Description of the task:
In the listing below, count the lines containing the string "quote" and state only the number.

Figure record listings
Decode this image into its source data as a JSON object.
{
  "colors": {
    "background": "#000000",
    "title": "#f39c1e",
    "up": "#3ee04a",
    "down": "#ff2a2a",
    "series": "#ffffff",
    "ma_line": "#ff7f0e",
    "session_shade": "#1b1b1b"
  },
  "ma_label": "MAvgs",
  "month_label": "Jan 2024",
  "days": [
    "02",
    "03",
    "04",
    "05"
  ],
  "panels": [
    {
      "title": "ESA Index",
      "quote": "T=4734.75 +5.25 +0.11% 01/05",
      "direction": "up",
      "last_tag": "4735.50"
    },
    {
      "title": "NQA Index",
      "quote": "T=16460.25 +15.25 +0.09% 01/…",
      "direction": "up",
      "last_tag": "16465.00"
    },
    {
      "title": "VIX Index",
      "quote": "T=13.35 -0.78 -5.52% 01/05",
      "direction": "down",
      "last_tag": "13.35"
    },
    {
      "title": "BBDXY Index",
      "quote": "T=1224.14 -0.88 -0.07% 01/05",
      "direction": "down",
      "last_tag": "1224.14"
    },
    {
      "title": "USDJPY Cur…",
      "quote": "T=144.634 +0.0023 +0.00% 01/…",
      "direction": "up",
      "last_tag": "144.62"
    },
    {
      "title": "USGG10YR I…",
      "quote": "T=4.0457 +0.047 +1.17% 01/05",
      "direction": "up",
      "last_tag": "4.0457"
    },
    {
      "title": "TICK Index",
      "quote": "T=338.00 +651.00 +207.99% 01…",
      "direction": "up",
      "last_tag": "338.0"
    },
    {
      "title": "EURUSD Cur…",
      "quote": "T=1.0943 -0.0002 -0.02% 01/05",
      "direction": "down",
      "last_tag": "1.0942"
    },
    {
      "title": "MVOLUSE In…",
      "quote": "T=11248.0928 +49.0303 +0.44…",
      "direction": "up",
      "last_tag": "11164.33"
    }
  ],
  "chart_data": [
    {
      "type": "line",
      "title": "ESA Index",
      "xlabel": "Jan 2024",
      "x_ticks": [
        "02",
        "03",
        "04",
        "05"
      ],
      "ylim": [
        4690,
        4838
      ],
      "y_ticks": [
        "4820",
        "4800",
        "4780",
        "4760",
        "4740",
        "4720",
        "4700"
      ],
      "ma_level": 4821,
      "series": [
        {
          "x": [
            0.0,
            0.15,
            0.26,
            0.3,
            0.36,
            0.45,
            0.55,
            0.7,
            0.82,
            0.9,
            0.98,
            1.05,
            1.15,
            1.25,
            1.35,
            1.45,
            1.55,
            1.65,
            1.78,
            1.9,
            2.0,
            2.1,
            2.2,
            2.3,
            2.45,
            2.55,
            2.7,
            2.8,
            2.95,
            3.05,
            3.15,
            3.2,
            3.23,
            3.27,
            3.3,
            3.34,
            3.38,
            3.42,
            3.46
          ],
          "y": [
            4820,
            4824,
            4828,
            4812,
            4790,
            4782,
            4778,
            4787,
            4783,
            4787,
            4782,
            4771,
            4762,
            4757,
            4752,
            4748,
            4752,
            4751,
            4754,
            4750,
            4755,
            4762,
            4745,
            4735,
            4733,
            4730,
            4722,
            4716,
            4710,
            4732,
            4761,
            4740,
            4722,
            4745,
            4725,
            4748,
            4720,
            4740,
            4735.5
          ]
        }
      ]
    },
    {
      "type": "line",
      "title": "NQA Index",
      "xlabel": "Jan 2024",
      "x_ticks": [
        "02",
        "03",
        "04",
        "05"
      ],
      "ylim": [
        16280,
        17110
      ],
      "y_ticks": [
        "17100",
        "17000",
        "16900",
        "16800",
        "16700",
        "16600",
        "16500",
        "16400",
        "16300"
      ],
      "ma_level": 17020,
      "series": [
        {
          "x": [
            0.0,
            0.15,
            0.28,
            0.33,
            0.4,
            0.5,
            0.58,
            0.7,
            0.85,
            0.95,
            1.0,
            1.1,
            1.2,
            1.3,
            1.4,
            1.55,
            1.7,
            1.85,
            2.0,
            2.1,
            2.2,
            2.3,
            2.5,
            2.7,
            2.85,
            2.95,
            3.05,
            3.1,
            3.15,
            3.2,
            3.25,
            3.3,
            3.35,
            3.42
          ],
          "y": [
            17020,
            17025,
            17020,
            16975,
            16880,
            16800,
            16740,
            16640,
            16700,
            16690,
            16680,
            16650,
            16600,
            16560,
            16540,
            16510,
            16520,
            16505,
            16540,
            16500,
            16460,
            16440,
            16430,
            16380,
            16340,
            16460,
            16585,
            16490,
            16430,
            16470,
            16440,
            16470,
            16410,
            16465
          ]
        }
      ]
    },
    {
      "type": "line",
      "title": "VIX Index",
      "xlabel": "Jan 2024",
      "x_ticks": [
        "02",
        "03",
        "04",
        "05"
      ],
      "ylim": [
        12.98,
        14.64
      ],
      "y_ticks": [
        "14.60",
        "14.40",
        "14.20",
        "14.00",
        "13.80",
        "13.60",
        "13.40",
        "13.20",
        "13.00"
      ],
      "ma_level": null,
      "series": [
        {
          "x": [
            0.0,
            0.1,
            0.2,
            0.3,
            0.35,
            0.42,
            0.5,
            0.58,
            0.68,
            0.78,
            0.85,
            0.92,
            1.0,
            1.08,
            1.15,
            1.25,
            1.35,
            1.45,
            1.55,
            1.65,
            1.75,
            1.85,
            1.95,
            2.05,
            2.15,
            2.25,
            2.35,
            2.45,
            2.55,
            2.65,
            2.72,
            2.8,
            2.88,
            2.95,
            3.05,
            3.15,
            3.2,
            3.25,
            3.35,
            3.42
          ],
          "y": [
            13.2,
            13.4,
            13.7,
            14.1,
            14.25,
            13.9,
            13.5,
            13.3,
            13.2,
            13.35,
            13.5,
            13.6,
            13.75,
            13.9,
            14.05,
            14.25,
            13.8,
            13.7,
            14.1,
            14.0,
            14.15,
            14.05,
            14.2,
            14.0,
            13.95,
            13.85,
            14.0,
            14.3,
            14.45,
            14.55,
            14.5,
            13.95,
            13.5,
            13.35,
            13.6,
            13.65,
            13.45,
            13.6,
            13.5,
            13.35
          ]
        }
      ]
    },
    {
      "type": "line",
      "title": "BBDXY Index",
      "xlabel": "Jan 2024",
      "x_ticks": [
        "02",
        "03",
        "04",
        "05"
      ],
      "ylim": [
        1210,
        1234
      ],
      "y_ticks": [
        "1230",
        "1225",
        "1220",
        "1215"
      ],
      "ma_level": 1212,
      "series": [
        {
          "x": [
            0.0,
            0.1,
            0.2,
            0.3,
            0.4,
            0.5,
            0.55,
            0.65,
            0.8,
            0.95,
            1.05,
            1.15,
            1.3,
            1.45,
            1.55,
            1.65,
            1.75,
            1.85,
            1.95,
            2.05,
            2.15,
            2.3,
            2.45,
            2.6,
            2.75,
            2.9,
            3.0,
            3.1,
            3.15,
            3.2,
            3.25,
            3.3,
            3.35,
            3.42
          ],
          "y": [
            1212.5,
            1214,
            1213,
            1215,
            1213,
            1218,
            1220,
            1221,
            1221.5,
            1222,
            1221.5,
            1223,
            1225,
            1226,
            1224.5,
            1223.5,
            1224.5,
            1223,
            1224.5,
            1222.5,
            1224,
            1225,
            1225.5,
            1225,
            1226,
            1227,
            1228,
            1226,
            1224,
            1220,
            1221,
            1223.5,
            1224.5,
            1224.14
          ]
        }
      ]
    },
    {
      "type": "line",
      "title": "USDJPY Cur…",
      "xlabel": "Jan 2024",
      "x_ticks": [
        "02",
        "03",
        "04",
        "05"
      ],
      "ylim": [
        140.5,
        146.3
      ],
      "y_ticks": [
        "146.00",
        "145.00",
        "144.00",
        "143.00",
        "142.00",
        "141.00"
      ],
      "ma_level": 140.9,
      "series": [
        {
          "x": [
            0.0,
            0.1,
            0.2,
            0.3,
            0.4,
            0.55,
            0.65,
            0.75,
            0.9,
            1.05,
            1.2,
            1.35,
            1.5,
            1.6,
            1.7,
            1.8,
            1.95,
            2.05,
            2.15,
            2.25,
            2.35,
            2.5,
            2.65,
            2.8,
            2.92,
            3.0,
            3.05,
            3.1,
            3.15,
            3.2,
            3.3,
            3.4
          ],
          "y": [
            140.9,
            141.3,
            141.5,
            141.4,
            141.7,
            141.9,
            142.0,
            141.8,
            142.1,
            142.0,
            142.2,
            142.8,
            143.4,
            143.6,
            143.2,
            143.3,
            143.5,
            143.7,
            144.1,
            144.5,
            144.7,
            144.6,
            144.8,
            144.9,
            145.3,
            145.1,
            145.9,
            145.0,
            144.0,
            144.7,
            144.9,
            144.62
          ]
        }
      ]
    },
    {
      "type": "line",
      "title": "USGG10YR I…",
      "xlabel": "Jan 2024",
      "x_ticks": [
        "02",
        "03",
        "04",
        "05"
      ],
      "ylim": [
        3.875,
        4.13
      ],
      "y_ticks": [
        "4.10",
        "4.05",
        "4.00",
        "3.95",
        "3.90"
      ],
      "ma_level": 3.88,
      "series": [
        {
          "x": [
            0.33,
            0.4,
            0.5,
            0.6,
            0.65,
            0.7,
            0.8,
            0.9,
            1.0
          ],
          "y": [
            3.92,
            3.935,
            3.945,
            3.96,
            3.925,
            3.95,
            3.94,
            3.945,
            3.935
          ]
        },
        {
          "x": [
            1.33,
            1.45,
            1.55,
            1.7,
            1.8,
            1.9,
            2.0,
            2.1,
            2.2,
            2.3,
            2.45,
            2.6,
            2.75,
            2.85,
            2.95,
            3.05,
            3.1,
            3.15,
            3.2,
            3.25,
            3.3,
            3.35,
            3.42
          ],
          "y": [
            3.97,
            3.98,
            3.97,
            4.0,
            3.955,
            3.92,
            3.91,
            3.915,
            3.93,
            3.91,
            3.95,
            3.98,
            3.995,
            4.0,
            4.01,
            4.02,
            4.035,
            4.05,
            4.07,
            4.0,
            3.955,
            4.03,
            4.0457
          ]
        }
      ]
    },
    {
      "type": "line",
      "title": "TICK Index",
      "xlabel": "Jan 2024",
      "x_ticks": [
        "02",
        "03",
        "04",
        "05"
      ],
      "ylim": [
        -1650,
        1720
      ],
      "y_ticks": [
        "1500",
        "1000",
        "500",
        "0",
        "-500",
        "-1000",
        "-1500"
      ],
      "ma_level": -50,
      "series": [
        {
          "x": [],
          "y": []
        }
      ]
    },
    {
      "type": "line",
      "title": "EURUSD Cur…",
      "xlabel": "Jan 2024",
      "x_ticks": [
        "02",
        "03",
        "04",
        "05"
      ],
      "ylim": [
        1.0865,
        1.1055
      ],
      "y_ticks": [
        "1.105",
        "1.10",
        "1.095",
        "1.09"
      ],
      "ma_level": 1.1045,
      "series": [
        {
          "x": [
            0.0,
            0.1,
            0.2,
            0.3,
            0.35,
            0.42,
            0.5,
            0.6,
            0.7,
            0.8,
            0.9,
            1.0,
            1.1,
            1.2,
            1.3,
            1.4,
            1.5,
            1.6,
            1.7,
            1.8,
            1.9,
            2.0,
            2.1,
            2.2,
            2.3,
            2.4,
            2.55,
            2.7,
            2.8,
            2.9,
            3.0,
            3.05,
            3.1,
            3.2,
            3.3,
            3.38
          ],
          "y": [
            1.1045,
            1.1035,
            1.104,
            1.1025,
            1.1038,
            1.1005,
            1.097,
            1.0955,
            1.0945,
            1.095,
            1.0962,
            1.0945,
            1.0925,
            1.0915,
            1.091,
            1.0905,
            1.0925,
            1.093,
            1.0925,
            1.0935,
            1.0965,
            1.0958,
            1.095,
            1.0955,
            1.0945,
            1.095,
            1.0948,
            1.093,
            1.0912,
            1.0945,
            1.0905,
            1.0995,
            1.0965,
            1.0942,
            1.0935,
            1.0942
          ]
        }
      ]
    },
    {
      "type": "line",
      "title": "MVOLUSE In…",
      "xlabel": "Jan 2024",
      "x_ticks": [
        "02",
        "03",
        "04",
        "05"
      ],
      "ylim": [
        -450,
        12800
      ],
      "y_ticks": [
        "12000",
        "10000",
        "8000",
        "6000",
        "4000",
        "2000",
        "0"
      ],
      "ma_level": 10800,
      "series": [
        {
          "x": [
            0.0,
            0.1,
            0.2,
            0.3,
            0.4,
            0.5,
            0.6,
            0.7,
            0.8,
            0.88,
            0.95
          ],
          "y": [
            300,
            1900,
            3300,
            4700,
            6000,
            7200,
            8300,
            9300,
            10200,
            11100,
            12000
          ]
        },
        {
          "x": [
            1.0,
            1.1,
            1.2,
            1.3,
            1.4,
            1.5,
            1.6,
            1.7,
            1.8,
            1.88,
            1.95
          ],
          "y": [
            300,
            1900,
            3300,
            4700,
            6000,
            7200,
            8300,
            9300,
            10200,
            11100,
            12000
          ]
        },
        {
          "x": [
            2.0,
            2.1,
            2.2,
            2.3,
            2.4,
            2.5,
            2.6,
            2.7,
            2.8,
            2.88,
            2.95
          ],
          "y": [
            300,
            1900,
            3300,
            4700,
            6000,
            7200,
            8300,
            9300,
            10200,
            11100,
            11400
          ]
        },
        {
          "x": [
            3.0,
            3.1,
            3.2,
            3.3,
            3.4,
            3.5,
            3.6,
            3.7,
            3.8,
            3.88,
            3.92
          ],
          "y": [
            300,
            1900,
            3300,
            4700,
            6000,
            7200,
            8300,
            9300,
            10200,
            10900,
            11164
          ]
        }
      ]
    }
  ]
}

Answer in full:
9